◆ Stated problem
Return the records that follow, matching each one exactly.

◆ Records for this task
## Begin

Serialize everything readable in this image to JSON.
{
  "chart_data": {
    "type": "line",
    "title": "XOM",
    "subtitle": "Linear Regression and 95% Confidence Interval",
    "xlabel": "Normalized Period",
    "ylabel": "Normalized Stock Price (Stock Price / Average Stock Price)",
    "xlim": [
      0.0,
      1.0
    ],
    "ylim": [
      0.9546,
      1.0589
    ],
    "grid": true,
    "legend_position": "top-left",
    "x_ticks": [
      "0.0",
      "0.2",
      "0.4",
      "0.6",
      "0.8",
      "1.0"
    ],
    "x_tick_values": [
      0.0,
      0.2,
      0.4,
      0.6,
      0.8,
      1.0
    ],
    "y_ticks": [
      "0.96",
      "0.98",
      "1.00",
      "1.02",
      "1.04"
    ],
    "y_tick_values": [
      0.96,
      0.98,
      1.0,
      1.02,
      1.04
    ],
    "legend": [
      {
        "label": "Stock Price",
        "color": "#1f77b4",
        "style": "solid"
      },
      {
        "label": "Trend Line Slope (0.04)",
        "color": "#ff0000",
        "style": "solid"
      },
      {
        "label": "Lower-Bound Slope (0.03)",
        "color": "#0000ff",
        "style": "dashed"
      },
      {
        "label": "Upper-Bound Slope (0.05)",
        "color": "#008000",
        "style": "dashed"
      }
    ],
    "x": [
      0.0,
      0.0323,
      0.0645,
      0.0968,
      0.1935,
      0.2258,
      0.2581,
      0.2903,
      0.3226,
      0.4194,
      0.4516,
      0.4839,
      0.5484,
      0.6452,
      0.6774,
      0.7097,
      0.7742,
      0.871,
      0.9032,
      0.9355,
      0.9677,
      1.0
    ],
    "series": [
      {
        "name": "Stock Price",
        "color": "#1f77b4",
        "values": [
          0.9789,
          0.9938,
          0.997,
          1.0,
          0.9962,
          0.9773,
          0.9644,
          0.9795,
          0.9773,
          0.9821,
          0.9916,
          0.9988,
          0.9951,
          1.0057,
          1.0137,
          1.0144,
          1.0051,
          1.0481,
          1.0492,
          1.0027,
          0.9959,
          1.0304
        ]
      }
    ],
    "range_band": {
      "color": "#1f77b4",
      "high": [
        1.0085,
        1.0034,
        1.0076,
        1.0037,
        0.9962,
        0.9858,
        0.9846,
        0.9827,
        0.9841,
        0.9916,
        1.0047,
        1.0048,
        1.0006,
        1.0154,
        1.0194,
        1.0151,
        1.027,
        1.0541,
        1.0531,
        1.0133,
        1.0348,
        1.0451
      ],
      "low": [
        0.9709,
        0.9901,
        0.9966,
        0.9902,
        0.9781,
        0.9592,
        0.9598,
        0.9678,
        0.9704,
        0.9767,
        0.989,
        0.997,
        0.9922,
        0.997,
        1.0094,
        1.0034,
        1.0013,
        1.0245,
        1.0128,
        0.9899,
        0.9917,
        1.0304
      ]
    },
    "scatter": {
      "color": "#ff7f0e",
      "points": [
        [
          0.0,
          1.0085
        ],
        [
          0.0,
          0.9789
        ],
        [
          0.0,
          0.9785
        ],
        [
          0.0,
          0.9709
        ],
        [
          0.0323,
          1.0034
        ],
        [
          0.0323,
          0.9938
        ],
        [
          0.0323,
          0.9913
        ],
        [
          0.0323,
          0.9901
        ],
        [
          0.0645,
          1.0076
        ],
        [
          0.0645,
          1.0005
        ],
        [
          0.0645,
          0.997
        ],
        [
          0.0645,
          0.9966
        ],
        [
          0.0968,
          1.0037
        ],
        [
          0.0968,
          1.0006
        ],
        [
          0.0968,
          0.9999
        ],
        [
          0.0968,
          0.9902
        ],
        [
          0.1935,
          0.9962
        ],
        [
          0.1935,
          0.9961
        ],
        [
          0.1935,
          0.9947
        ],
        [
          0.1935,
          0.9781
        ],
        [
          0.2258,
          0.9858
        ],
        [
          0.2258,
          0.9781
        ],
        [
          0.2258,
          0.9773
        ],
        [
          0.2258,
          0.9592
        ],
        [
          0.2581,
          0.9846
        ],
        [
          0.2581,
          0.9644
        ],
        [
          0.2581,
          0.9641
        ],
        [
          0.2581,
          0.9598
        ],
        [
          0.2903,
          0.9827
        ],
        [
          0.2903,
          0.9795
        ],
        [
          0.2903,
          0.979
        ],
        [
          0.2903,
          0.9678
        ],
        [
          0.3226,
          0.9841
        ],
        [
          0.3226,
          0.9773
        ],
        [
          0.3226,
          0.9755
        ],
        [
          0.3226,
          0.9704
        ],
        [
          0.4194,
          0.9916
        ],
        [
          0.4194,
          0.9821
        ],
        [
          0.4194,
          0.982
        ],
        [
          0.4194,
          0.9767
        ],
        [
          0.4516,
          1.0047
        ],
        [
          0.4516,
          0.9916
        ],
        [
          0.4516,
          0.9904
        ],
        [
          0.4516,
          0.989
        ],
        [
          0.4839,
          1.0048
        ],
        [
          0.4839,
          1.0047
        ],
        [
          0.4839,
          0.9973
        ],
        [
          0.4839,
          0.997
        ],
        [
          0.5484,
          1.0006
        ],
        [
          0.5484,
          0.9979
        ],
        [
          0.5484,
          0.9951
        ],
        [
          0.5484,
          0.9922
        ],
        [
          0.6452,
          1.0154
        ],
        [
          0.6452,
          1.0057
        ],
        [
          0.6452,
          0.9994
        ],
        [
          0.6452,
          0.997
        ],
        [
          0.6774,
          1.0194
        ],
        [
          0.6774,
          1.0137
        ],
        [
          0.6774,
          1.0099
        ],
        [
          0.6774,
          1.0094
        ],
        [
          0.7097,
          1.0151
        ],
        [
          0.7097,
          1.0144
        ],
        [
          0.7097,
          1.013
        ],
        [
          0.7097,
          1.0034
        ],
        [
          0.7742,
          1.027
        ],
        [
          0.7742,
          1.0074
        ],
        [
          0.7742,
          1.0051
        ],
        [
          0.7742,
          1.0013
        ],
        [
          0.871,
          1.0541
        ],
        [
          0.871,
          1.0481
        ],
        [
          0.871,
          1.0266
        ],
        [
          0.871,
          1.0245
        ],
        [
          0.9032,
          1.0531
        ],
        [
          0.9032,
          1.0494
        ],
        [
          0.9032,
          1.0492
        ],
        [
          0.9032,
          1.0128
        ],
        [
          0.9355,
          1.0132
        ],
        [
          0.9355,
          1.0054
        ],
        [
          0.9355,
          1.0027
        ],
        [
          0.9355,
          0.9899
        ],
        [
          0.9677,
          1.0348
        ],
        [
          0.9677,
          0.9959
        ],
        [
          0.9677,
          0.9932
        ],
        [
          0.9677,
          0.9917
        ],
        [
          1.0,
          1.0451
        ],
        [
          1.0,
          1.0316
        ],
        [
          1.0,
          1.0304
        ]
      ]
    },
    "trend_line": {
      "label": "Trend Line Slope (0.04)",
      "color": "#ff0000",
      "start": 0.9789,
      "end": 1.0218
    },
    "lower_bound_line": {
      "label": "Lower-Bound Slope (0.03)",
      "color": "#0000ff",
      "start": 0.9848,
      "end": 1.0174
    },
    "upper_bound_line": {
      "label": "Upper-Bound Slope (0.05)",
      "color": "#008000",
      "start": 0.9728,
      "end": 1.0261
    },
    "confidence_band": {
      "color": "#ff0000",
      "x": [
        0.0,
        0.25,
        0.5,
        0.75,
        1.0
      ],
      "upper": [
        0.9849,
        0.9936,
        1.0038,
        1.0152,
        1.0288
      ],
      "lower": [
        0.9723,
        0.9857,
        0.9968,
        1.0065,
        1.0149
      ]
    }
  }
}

## End

◆ Written response
Serialize everything readable in this image to JSON.
{
  "chart_data": {
    "type": "line",
    "title": "XOM",
    "subtitle": "Linear Regression and 95% Confidence Interval",
    "xlabel": "Normalized Period",
    "ylabel": "Normalized Stock Price (Stock Price / Average Stock Price)",
    "xlim": [
      0.0,
      1.0
    ],
    "ylim": [
      0.9546,
      1.0589
    ],
    "grid": true,
    "legend_position": "top-left",
    "x_ticks": [
      "0.0",
      "0.2",
      "0.4",
      "0.6",
      "0.8",
      "1.0"
    ],
    "x_tick_values": [
      0.0,
      0.2,
      0.4,
      0.6,
      0.8,
      1.0
    ],
    "y_ticks": [
      "0.96",
      "0.98",
      "1.00",
      "1.02",
      "1.04"
    ],
    "y_tick_values": [
      0.96,
      0.98,
      1.0,
      1.02,
      1.04
    ],
    "legend": [
      {
        "label": "Stock Price",
        "color": "#1f77b4",
        "style": "solid"
      },
      {
        "label": "Trend Line Slope (0.04)",
        "color": "#ff0000",
        "style": "solid"
      },
      {
        "label": "Lower-Bound Slope (0.03)",
        "color": "#0000ff",
        "style": "dashed"
      },
      {
        "label": "Upper-Bound Slope (0.05)",
        "color": "#008000",
        "style": "dashed"
      }
    ],
    "x": [
      0.0,
      0.0323,
      0.0645,
      0.0968,
      0.1935,
      0.2258,
      0.2581,
      0.2903,
      0.3226,
      0.4194,
      0.4516,
      0.4839,
      0.5484,
      0.6452,
      0.6774,
      0.7097,
      0.7742,
      0.871,
      0.9032,
      0.9355,
      0.9677,
      1.0
    ],
    "series": [
      {
        "name": "Stock Price",
        "color": "#1f77b4",
        "values": [
          0.9789,
          0.9938,
          0.997,
          1.0,
          0.9962,
          0.9773,
          0.9644,
          0.9795,
          0.9773,
          0.9821,
          0.9916,
          0.9988,
          0.9951,
          1.0057,
          1.0137,
          1.0144,
          1.0051,
          1.0481,
          1.0492,
          1.0027,
          0.9959,
          1.0304
        ]
      }
    ],
    "range_band": {
      "color": "#1f77b4",
      "high": [
        1.0085,
        1.0034,
        1.0076,
        1.0037,
        0.9962,
        0.9858,
        0.9846,
        0.9827,
        0.9841,
        0.9916,
        1.0047,
        1.0048,
        1.0006,
        1.0154,
        1.0194,
        1.0151,
        1.027,
        1.0541,
        1.0531,
        1.0133,
        1.0348,
        1.0451
      ],
      "low": [
        0.9709,
        0.9901,
        0.9966,
        0.9902,
        0.9781,
        0.9592,
        0.9598,
        0.9678,
        0.9704,
        0.9767,
        0.989,
        0.997,
        0.9922,
        0.997,
        1.0094,
        1.0034,
        1.0013,
        1.0245,
        1.0128,
        0.9899,
        0.9917,
        1.0304
      ]
    },
    "scatter": {
      "color": "#ff7f0e",
      "points": [
        [
          0.0,
          1.0085
        ],
        [
          0.0,
          0.9789
        ],
        [
          0.0,
          0.9785
        ],
        [
          0.0,
          0.9709
        ],
        [
          0.0323,
          1.0034
        ],
        [
          0.0323,
          0.9938
        ],
        [
          0.0323,
          0.9913
        ],
        [
          0.0323,
          0.9901
        ],
        [
          0.0645,
          1.0076
        ],
        [
          0.0645,
          1.0005
        ],
        [
          0.0645,
          0.997
        ],
        [
          0.0645,
          0.9966
        ],
        [
          0.0968,
          1.0037
        ],
        [
          0.0968,
          1.0006
        ],
        [
          0.0968,
          0.9999
        ],
        [
          0.0968,
          0.9902
        ],
        [
          0.1935,
          0.9962
        ],
        [
          0.1935,
          0.9961
        ],
        [
          0.1935,
          0.9947
        ],
        [
          0.1935,
          0.9781
        ],
        [
          0.2258,
          0.9858
        ],
        [
          0.2258,
          0.9781
        ],
        [
          0.2258,
          0.9773
        ],
        [
          0.2258,
          0.9592
        ],
        [
          0.2581,
          0.9846
        ],
        [
          0.2581,
          0.9644
        ],
        [
          0.2581,
          0.9641
        ],
        [
          0.2581,
          0.9598
        ],
        [
          0.2903,
          0.9827
        ],
        [
          0.2903,
          0.9795
        ],
        [
          0.2903,
          0.979
        ],
        [
          0.2903,
          0.9678
        ],
        [
          0.3226,
          0.9841
        ],
        [
          0.3226,
          0.9773
        ],
        [
          0.3226,
          0.9755
        ],
        [
          0.3226,
          0.9704
        ],
        [
          0.4194,
          0.9916
        ],
        [
          0.4194,
          0.9821
        ],
        [
          0.4194,
          0.982
        ],
        [
          0.4194,
          0.9767
        ],
        [
          0.4516,
          1.0047
        ],
        [
          0.4516,
          0.9916
        ],
        [
          0.4516,
          0.9904
        ],
        [
          0.4516,
          0.989
        ],
        [
          0.4839,
          1.0048
        ],
        [
          0.4839,
          1.0047
        ],
        [
          0.4839,
          0.9973
        ],
        [
          0.4839,
          0.997
        ],
        [
          0.5484,
          1.0006
        ],
        [
          0.5484,
          0.9979
        ],
        [
          0.5484,
          0.9951
        ],
        [
          0.5484,
          0.9922
        ],
        [
          0.6452,
          1.0154
        ],
        [
          0.6452,
          1.0057
        ],
        [
          0.6452,
          0.9994
        ],
        [
          0.6452,
          0.997
        ],
        [
          0.6774,
          1.0194
        ],
        [
          0.6774,
          1.0137
        ],
        [
          0.6774,
          1.0099
        ],
        [
          0.6774,
          1.0094
        ],
        [
          0.7097,
          1.0151
        ],
        [
          0.7097,
          1.0144
        ],
        [
          0.7097,
          1.013
        ],
        [
          0.7097,
          1.0034
        ],
        [
          0.7742,
          1.027
        ],
        [
          0.7742,
          1.0074
        ],
        [
          0.7742,
          1.0051
        ],
        [
          0.7742,
          1.0013
        ],
        [
          0.871,
          1.0541
        ],
        [
          0.871,
          1.0481
        ],
        [
          0.871,
          1.0266
        ],
        [
          0.871,
          1.0245
        ],
        [
          0.9032,
          1.0531
        ],
        [
          0.9032,
          1.0494
        ],
        [
          0.9032,
          1.0492
        ],
        [
          0.9032,
          1.0128
        ],
        [
          0.9355,
          1.0132
        ],
        [
          0.9355,
          1.0054
        ],
        [
          0.9355,
          1.0027
        ],
        [
          0.9355,
          0.9899
        ],
        [
          0.9677,
          1.0348
        ],
        [
          0.9677,
          0.9959
        ],
        [
          0.9677,
          0.9932
        ],
        [
          0.9677,
          0.9917
        ],
        [
          1.0,
          1.0451
        ],
        [
          1.0,
          1.0316
        ],
        [
          1.0,
          1.0304
        ]
      ]
    },
    "trend_line": {
      "label": "Trend Line Slope (0.04)",
      "color": "#ff0000",
      "start": 0.9789,
      "end": 1.0218
    },
    "lower_bound_line": {
      "label": "Lower-Bound Slope (0.03)",
      "color": "#0000ff",
      "start": 0.9848,
      "end": 1.0174
    },
    "upper_bound_line": {
      "label": "Upper-Bound Slope (0.05)",
      "color": "#008000",
      "start": 0.9728,
      "end": 1.0261
    },
    "confidence_band": {
      "color": "#ff0000",
      "x": [
        0.0,
        0.25,
        0.5,
        0.75,
        1.0
      ],
      "upper": [
        0.9849,
        0.9936,
        1.0038,
        1.0152,
        1.0288
      ],
      "lower": [
        0.9723,
        0.9857,
        0.9968,
        1.0065,
        1.0149
      ]
    }
  }
}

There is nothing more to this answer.